TASK: Records follow. Pull out every line that contains "wojsk".
begin MATERIAL TO PROCESS
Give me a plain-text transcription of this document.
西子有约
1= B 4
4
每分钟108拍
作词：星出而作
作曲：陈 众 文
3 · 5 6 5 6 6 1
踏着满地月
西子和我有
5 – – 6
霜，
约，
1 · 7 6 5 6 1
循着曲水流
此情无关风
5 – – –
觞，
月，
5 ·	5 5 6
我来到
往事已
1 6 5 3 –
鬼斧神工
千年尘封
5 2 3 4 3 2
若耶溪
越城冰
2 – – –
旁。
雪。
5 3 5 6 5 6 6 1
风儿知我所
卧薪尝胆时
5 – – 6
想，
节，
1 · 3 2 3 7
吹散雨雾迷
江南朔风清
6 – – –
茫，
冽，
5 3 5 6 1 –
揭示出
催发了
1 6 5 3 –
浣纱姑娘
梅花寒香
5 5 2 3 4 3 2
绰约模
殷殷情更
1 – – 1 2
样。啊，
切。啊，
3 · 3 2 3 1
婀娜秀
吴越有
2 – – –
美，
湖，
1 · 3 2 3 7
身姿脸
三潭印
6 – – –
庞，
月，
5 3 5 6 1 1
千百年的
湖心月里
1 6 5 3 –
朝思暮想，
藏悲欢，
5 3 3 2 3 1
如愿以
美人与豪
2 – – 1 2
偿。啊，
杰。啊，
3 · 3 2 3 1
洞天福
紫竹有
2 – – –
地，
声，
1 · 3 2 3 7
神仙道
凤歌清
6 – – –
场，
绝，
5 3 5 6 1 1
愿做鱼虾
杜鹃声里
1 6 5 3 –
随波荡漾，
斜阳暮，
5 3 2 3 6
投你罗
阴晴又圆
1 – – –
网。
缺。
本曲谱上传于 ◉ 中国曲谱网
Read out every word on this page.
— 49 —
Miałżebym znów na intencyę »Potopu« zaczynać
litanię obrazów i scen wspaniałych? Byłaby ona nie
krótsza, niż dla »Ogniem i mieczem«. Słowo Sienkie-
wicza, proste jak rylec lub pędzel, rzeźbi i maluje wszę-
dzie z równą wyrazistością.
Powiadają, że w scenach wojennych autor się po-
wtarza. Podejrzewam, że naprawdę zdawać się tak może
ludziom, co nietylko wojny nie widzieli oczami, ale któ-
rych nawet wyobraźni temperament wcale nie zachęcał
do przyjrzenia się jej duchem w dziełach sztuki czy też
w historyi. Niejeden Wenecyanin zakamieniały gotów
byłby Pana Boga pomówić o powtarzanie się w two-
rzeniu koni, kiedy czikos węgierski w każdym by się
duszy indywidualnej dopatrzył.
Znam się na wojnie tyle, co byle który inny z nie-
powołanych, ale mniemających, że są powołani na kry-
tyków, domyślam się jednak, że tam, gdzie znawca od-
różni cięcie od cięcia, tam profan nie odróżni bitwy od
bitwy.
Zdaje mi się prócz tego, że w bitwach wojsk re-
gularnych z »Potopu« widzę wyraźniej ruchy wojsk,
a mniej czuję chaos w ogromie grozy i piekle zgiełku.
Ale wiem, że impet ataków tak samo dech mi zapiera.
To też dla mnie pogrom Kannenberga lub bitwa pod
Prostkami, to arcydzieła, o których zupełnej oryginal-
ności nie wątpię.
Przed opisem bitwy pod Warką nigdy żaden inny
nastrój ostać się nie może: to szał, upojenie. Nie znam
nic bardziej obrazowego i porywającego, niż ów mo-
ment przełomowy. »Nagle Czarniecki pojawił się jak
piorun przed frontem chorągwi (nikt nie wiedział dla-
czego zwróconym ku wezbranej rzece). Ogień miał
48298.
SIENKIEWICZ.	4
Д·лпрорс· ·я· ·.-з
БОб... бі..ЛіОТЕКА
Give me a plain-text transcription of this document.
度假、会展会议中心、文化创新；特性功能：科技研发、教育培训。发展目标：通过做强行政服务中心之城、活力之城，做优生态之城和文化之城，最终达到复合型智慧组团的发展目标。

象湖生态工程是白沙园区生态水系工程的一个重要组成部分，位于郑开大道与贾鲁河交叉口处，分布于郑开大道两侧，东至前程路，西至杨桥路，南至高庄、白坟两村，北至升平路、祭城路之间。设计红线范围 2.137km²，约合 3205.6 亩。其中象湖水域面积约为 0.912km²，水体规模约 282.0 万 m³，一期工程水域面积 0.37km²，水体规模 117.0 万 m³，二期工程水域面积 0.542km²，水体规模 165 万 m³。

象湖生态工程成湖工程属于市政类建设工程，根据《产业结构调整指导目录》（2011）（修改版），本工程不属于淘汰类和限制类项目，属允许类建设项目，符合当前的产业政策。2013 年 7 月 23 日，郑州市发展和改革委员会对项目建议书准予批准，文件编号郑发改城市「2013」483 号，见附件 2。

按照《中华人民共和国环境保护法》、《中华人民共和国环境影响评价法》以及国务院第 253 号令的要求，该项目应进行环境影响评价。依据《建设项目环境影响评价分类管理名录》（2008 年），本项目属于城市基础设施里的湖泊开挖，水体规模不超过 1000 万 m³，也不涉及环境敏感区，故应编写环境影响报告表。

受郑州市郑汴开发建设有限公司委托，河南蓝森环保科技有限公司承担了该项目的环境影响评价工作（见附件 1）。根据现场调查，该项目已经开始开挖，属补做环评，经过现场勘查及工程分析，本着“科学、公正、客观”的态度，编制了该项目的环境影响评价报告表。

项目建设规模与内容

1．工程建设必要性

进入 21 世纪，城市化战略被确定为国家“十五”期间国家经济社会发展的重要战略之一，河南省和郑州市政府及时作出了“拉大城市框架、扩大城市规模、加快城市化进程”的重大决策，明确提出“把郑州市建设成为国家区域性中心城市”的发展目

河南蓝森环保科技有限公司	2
end MATERIAL TO PROCESS
WORKED SOLUTION:
Zdaje mi się prócz tego, że w bitwach wojsk re-
gularnych z »Potopu« widzę wyraźniej ruchy wojsk,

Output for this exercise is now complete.